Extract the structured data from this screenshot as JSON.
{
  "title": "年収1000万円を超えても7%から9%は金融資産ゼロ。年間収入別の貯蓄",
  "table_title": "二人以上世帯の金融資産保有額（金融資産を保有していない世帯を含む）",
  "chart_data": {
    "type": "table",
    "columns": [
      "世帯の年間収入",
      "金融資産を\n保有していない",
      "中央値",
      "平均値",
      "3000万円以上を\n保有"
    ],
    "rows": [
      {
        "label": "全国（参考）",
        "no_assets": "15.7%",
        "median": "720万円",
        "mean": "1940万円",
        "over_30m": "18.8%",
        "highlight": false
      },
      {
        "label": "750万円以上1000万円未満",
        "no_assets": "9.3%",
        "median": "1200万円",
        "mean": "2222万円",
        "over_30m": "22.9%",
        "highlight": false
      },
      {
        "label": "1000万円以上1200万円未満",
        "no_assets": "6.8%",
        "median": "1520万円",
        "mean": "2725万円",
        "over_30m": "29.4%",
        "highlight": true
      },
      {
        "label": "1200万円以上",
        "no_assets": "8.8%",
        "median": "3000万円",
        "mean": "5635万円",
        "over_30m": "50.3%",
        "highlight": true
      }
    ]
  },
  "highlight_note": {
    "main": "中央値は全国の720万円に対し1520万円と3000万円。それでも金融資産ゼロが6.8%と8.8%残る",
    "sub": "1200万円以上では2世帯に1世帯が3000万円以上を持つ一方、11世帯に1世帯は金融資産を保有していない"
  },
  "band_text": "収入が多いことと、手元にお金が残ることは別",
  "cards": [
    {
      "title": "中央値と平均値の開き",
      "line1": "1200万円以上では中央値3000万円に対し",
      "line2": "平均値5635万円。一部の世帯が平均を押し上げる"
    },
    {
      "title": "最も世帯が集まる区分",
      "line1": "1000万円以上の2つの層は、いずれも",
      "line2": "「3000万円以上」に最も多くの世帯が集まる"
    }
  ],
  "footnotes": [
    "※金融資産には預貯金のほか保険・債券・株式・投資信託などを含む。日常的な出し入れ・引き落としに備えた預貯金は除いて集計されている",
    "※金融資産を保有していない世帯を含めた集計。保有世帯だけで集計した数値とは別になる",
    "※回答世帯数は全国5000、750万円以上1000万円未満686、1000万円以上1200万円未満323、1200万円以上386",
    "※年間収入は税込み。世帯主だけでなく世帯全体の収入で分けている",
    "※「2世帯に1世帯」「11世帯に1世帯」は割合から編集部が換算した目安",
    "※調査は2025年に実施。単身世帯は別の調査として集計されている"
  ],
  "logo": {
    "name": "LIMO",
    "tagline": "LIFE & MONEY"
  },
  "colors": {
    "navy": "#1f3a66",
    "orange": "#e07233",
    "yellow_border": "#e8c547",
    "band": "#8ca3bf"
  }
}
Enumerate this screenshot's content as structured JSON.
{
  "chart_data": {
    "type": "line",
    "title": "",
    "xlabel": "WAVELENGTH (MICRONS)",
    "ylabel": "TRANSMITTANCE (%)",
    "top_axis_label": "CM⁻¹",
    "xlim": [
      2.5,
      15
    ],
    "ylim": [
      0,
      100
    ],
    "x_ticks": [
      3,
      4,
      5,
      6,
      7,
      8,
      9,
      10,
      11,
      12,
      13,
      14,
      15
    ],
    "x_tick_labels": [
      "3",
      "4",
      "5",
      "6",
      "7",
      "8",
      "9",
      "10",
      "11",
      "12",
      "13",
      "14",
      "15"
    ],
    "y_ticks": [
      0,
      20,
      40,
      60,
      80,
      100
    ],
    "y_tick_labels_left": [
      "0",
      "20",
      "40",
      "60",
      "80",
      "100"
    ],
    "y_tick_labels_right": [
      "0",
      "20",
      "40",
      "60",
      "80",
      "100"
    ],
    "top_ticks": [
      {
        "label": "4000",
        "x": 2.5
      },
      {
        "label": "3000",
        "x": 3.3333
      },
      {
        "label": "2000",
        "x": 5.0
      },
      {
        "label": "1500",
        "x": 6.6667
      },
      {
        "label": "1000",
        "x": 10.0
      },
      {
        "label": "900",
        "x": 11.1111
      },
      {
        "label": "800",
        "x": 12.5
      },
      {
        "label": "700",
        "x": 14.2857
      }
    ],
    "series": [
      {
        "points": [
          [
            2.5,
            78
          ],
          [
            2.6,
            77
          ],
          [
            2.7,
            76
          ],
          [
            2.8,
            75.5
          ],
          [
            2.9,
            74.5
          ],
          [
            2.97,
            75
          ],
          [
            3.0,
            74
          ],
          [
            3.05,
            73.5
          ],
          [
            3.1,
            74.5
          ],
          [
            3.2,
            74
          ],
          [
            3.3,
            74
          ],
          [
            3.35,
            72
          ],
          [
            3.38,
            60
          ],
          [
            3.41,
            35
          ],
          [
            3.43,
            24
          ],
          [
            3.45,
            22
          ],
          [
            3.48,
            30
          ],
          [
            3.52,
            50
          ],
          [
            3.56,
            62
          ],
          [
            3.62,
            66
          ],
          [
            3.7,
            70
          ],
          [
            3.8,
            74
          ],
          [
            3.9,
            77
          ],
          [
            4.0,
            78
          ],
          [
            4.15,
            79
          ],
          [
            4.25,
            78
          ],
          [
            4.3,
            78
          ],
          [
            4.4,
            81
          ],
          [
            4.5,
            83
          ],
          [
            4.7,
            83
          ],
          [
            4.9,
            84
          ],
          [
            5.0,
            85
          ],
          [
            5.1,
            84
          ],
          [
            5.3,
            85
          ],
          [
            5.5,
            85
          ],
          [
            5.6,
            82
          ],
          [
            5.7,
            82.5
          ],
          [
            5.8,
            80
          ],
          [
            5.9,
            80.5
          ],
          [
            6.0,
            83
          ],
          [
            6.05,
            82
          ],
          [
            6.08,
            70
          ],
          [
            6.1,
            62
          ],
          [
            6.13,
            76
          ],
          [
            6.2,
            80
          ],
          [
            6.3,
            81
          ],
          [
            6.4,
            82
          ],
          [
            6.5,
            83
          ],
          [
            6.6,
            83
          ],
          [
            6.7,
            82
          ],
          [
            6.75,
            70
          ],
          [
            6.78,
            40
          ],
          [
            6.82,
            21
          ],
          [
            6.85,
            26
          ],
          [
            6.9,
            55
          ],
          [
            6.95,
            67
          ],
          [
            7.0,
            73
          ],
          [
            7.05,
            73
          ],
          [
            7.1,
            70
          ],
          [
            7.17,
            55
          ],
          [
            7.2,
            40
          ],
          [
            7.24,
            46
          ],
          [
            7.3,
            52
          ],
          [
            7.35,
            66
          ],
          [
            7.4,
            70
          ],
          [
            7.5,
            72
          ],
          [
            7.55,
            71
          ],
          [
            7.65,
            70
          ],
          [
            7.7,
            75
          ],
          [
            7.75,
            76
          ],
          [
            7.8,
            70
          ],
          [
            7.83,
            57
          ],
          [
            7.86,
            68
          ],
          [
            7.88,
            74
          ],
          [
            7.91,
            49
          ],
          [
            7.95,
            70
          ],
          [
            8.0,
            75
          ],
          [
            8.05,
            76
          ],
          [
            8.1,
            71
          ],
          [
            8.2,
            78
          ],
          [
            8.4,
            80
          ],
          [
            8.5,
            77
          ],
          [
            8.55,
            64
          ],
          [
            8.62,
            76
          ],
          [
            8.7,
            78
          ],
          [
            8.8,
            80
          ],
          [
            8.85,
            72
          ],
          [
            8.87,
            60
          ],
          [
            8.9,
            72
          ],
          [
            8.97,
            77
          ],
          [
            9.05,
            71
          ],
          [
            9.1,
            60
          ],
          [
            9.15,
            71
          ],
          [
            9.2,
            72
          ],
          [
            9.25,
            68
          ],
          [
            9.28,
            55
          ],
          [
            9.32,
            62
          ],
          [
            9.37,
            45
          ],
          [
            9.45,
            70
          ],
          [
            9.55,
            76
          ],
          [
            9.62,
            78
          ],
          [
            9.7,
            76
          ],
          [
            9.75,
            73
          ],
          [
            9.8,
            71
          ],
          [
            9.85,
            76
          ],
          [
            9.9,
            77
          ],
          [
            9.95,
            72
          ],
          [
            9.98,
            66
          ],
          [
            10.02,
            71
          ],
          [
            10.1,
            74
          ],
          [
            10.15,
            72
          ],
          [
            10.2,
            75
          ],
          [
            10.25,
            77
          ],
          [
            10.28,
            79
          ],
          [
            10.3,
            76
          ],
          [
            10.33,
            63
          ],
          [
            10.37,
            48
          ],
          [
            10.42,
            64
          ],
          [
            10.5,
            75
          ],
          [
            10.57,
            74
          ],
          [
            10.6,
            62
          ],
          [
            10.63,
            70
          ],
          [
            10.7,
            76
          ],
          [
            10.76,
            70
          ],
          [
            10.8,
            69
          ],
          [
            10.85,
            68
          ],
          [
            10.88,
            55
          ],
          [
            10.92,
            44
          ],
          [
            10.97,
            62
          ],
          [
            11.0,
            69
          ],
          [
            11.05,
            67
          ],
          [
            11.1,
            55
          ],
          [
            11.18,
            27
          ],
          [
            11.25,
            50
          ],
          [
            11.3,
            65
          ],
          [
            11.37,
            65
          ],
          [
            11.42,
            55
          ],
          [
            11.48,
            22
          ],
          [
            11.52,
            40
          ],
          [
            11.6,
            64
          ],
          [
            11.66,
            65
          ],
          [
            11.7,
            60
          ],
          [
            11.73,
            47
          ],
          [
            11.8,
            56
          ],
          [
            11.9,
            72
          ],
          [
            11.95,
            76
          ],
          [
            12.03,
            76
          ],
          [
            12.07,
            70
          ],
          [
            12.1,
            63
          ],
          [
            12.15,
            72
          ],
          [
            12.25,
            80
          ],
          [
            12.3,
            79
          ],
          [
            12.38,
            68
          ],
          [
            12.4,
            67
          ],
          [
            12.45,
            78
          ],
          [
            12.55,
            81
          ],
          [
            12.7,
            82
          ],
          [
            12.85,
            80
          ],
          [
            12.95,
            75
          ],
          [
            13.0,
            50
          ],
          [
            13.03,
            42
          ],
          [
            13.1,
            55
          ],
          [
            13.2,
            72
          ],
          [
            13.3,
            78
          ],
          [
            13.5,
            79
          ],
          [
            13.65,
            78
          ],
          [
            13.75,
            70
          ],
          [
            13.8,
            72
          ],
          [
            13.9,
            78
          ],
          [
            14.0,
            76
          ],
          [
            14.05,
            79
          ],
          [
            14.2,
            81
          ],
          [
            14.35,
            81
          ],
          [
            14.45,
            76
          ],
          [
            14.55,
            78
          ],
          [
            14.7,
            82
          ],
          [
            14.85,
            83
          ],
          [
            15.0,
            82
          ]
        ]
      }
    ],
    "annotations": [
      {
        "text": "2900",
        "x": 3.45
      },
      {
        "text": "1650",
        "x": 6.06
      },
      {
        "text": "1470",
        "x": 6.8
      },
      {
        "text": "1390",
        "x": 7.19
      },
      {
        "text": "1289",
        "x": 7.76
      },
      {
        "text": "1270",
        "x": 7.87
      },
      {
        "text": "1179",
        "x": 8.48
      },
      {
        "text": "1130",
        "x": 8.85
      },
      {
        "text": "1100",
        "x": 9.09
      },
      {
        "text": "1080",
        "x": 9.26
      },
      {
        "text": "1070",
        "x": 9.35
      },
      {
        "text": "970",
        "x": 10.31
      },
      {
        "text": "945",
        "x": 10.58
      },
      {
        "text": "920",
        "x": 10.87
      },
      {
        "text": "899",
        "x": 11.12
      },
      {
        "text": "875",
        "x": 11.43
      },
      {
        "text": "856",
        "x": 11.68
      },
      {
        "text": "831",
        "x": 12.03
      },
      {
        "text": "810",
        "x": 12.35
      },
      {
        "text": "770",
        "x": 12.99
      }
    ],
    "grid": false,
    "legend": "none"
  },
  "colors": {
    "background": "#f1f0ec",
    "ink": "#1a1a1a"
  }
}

********************

What is expected: Determine the number of lines in the records that include the string "JSON", and respond with that number only.

Complete response: 2